### What to work on
From the listing below, extract every line containing "between".

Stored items
########################################

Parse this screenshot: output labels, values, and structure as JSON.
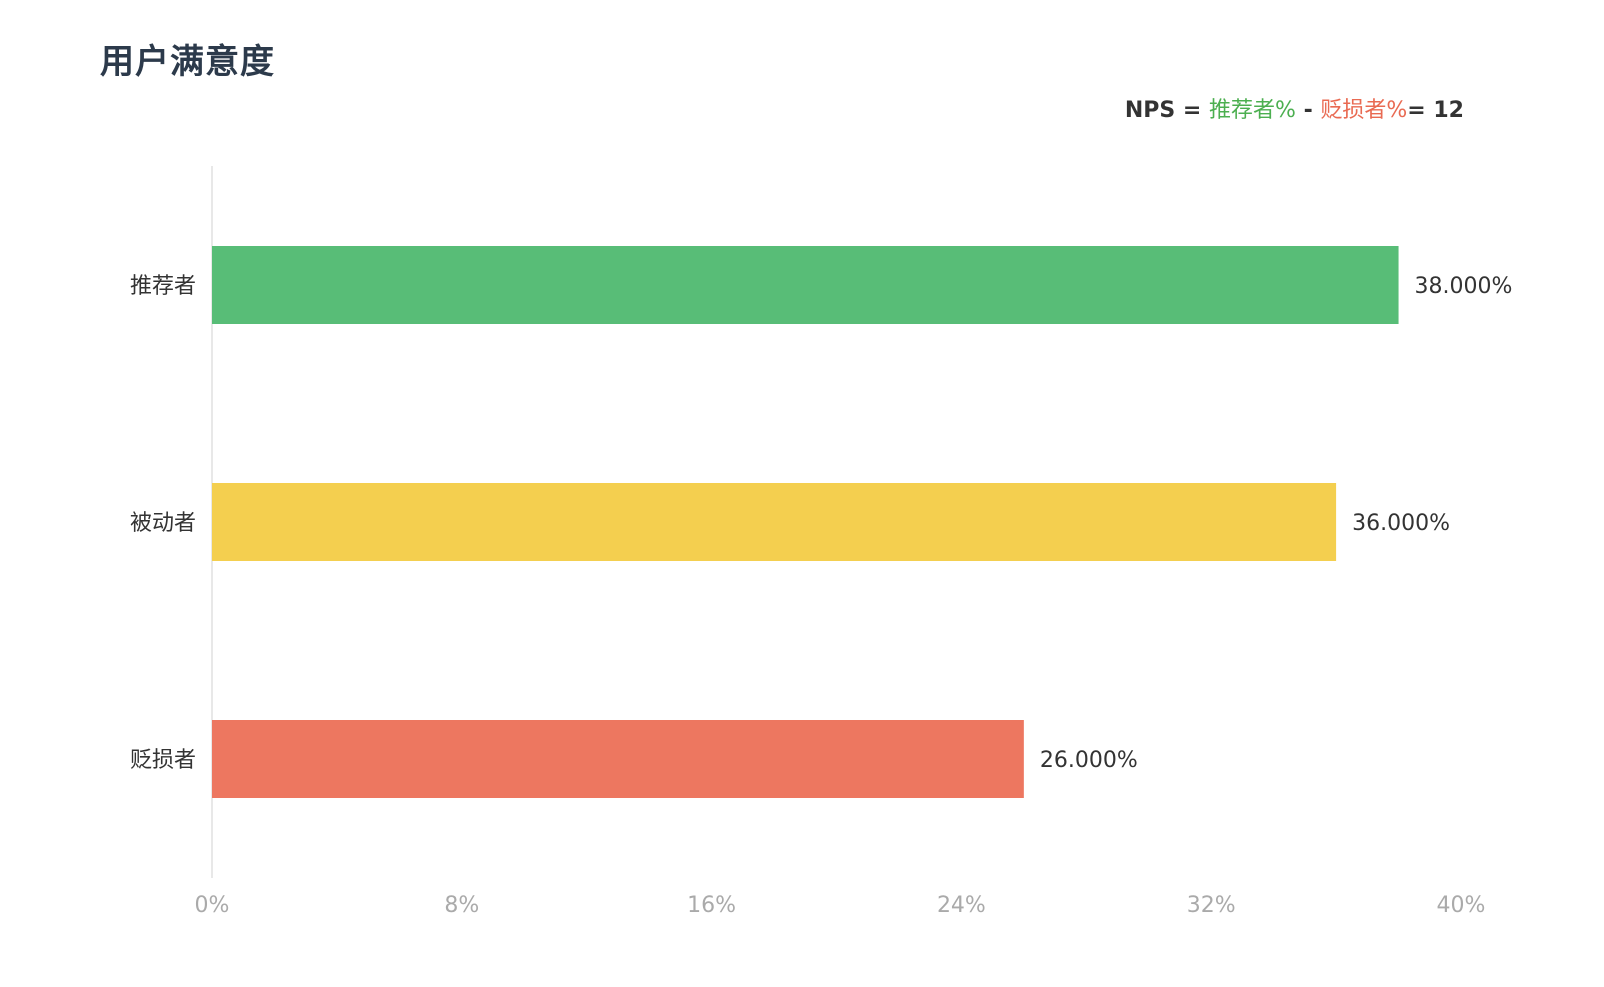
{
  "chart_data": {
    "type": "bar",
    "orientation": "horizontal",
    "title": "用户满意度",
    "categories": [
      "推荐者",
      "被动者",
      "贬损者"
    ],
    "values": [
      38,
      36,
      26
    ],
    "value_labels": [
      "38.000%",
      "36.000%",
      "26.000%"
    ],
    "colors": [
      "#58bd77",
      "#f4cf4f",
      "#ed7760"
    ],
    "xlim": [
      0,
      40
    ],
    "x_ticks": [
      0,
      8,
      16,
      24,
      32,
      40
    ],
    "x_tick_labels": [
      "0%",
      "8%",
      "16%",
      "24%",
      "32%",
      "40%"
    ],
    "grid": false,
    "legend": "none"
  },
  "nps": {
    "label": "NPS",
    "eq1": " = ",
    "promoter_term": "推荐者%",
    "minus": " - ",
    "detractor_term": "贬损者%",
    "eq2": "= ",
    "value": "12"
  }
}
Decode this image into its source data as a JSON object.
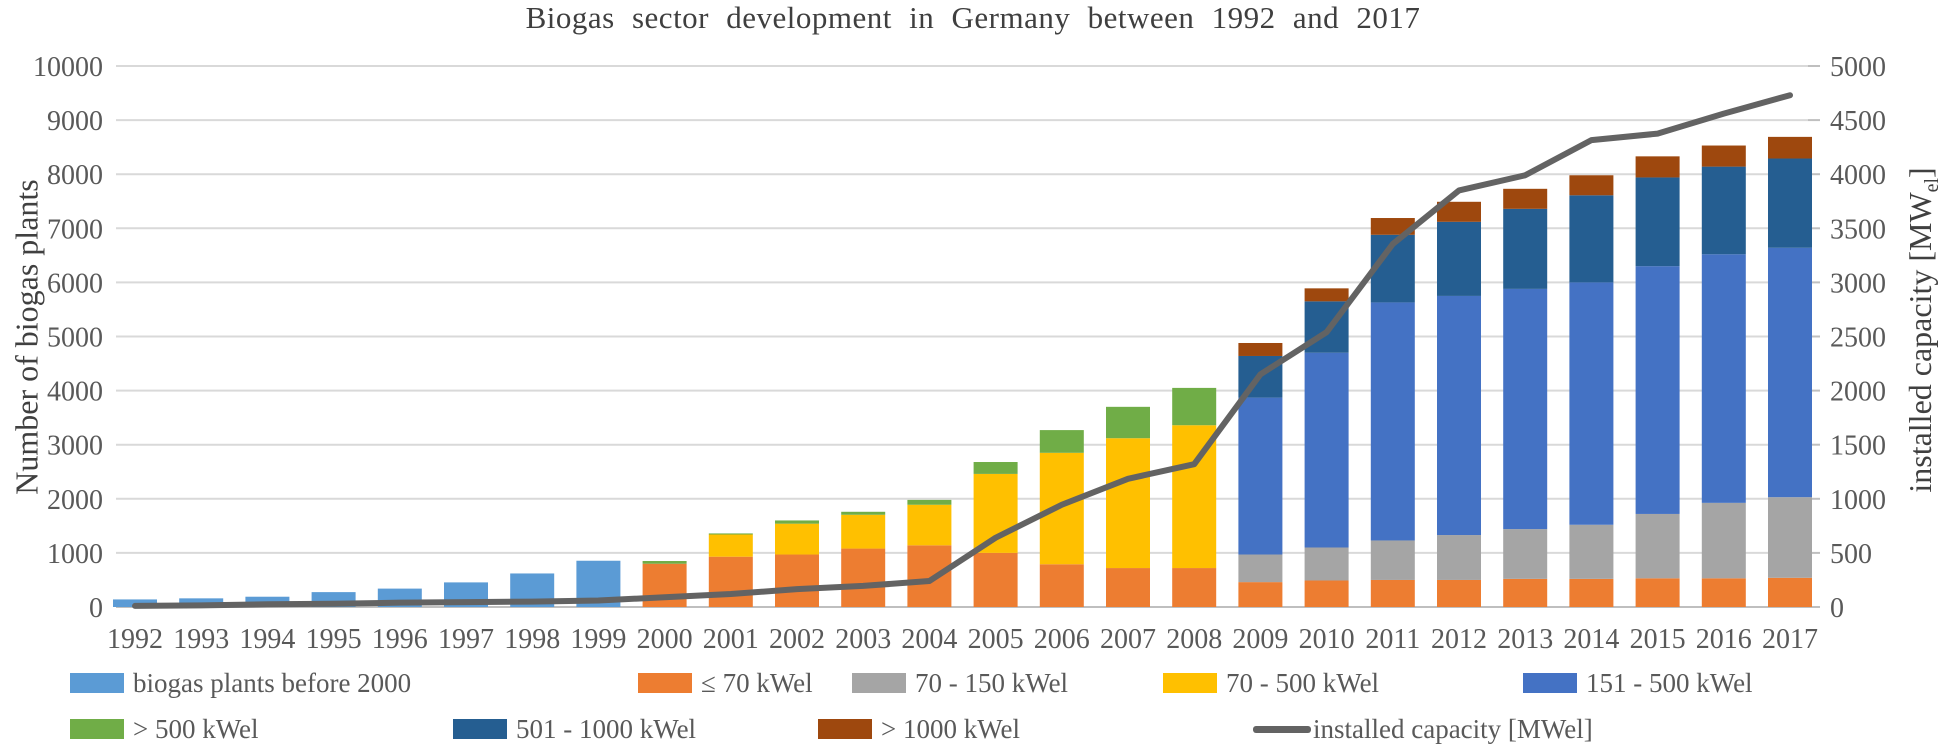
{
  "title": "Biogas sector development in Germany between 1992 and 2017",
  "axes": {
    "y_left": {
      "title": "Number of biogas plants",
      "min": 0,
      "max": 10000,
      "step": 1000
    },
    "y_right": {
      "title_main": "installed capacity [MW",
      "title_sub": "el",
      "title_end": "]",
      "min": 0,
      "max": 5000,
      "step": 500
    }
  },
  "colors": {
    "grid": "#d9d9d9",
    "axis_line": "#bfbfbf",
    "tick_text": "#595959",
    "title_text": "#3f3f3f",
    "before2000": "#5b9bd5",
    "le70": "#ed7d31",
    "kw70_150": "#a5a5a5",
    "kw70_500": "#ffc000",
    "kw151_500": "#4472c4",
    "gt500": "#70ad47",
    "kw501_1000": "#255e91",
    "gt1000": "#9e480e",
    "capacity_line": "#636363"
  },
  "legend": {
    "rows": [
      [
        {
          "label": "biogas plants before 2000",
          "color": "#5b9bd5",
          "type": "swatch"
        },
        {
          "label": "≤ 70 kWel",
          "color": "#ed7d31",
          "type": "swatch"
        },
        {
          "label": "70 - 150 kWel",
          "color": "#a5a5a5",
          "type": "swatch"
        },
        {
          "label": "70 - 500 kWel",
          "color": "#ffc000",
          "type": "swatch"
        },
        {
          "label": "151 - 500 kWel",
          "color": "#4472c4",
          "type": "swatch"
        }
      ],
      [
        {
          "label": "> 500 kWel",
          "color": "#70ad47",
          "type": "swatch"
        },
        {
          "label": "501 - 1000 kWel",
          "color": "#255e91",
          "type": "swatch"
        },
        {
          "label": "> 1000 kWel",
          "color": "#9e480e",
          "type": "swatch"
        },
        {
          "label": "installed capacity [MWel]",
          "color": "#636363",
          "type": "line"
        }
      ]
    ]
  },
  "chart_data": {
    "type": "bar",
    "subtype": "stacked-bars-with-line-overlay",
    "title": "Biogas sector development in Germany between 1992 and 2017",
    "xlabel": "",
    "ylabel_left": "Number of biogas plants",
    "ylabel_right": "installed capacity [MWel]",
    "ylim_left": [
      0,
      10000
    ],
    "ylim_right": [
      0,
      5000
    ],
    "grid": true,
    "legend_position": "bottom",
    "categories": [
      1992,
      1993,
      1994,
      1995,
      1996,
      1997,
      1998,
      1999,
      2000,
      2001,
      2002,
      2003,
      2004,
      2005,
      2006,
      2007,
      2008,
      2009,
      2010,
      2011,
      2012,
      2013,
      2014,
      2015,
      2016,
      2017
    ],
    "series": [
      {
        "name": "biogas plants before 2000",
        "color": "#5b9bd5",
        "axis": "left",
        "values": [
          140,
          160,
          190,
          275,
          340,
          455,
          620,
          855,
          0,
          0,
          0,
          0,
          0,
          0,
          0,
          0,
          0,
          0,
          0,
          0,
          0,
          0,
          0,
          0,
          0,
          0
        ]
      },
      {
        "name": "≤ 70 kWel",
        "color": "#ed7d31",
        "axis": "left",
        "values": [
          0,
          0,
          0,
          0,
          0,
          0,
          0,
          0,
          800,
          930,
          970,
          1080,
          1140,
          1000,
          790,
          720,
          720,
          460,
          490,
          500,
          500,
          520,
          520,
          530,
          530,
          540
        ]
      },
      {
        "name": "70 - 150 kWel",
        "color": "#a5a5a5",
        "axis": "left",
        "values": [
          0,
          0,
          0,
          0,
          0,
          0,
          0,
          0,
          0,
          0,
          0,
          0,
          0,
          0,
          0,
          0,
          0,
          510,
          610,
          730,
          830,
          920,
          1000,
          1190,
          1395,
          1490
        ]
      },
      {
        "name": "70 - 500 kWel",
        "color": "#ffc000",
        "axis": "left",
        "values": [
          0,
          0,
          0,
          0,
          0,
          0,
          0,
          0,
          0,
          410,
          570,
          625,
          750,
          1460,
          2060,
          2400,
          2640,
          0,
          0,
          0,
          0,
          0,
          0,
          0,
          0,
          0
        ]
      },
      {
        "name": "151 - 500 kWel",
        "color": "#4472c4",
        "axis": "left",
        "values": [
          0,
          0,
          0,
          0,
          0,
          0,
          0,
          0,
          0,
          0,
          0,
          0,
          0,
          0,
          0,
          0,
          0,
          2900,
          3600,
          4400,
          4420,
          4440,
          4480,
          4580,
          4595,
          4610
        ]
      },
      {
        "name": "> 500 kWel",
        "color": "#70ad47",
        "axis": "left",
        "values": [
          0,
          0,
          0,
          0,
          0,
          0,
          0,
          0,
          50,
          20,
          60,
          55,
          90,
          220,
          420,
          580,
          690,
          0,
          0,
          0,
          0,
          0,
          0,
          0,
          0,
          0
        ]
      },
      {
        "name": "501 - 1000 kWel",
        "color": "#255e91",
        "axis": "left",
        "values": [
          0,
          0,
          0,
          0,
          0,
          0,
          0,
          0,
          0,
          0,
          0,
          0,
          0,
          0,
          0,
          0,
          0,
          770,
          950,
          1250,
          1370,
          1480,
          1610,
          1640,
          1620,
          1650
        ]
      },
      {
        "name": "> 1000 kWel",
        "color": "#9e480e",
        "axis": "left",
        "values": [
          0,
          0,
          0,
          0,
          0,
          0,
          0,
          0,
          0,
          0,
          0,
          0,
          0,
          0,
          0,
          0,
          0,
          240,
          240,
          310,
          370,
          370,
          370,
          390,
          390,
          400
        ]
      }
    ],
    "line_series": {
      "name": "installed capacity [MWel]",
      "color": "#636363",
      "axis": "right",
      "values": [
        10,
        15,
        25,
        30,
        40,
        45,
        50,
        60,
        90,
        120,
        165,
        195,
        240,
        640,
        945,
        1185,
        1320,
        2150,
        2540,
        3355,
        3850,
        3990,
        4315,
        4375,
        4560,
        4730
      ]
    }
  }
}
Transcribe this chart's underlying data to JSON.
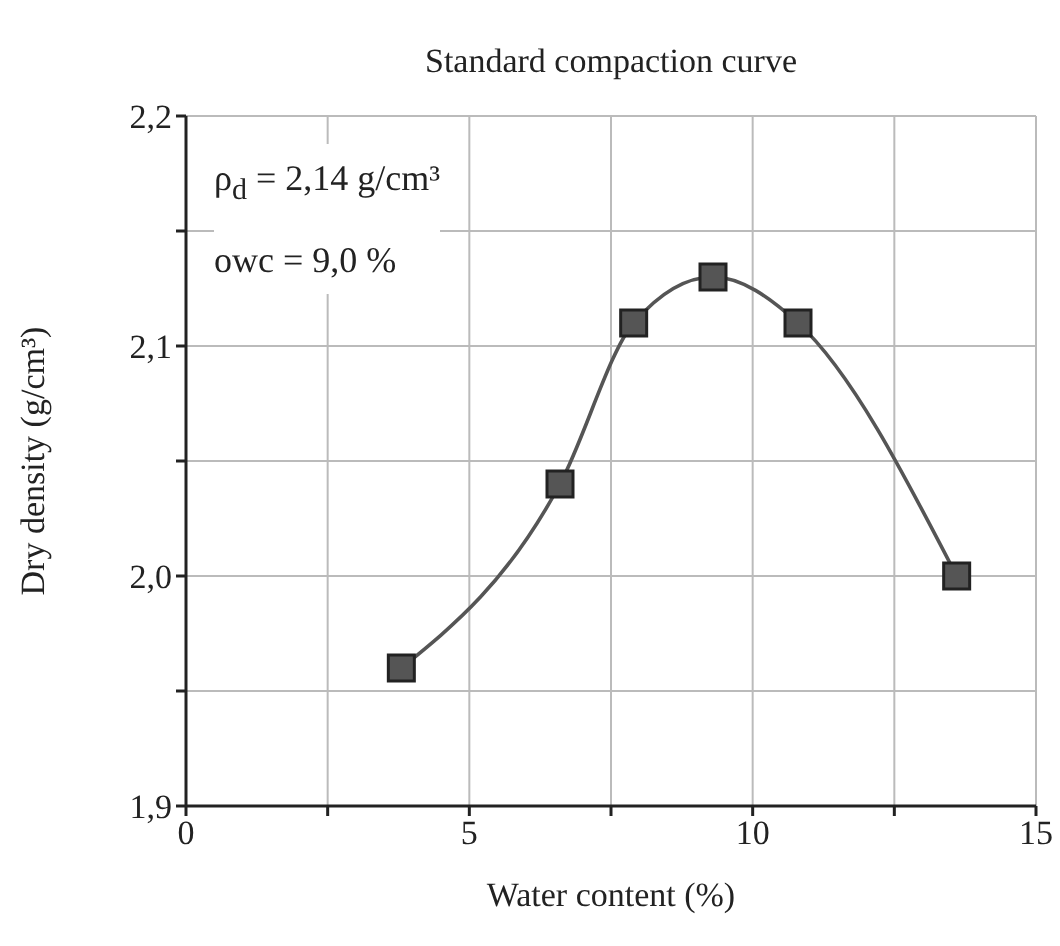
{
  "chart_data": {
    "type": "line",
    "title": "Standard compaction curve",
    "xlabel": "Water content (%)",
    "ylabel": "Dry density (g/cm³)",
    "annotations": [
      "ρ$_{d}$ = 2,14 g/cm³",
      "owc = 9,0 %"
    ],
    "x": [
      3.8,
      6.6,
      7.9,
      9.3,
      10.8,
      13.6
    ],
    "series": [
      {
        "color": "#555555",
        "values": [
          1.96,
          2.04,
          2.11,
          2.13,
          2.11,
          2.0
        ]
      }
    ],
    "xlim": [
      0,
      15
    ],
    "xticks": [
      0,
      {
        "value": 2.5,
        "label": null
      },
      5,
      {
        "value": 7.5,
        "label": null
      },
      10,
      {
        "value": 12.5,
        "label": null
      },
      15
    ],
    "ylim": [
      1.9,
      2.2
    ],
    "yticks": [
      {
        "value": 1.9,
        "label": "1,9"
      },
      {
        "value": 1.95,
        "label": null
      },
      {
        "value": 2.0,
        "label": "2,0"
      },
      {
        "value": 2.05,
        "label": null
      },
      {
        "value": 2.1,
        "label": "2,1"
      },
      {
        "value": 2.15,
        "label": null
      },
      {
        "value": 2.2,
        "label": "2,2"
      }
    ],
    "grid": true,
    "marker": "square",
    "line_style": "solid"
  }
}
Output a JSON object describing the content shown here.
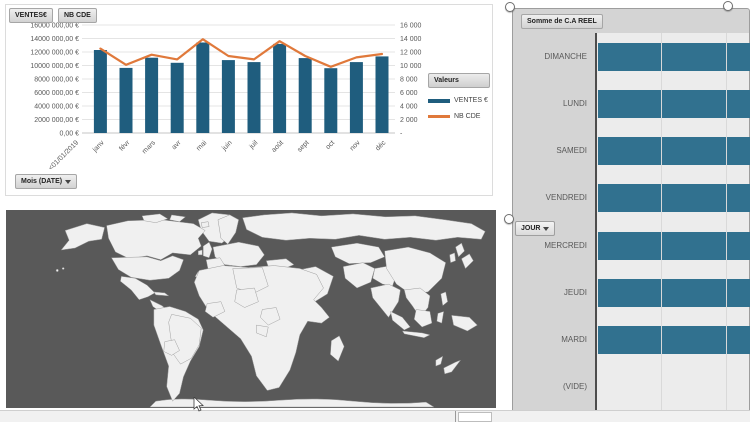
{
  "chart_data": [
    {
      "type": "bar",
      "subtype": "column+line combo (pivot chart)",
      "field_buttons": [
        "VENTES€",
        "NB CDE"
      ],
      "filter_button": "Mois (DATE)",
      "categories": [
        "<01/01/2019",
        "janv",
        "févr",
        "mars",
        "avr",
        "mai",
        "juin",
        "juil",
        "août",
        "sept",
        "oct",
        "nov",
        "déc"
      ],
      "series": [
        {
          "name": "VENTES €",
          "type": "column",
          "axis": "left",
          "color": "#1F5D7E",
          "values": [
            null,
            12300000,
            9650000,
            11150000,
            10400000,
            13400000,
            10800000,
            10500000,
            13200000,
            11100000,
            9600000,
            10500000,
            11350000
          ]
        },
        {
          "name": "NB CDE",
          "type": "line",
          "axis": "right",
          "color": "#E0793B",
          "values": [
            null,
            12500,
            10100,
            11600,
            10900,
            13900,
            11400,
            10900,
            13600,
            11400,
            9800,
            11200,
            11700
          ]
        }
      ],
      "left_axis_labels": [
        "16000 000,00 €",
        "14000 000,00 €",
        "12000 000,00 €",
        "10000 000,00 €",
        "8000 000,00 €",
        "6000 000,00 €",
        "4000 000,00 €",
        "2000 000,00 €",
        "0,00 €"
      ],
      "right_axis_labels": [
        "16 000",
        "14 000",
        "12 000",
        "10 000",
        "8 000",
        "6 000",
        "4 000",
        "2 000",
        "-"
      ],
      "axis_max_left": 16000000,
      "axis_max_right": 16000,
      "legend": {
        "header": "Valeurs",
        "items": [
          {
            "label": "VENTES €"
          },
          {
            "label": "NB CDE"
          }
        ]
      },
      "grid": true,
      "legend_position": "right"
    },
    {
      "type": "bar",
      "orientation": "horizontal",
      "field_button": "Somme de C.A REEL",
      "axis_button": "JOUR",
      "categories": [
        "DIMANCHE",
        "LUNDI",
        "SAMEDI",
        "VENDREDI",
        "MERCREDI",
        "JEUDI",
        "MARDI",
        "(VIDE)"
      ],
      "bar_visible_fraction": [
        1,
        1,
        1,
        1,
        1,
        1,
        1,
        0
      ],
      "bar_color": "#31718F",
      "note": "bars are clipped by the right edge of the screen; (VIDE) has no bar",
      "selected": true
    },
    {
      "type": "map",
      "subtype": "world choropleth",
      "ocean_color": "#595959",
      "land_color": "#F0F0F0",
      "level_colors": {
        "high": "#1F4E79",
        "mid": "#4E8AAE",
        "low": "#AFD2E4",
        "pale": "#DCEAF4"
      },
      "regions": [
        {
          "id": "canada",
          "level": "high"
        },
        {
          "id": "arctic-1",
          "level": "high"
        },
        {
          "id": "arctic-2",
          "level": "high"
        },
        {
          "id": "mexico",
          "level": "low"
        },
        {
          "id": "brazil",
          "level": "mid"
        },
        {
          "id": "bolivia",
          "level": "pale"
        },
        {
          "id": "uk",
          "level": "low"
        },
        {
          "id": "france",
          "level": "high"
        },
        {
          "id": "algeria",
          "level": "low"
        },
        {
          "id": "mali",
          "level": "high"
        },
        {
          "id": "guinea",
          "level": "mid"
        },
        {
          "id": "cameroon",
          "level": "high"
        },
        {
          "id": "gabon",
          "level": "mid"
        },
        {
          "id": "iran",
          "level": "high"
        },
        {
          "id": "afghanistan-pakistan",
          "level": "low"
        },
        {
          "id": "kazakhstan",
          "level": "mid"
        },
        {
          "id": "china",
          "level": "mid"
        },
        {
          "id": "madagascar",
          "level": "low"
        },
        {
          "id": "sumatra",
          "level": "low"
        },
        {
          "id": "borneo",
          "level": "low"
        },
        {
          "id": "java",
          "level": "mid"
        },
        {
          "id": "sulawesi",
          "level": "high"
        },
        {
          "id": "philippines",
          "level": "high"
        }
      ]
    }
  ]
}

########################################

### Completed task
  "title": "Biogas sector development in Germany between 1992 and 2017",
    "title": "Biogas sector development in Germany between 1992 and 2017",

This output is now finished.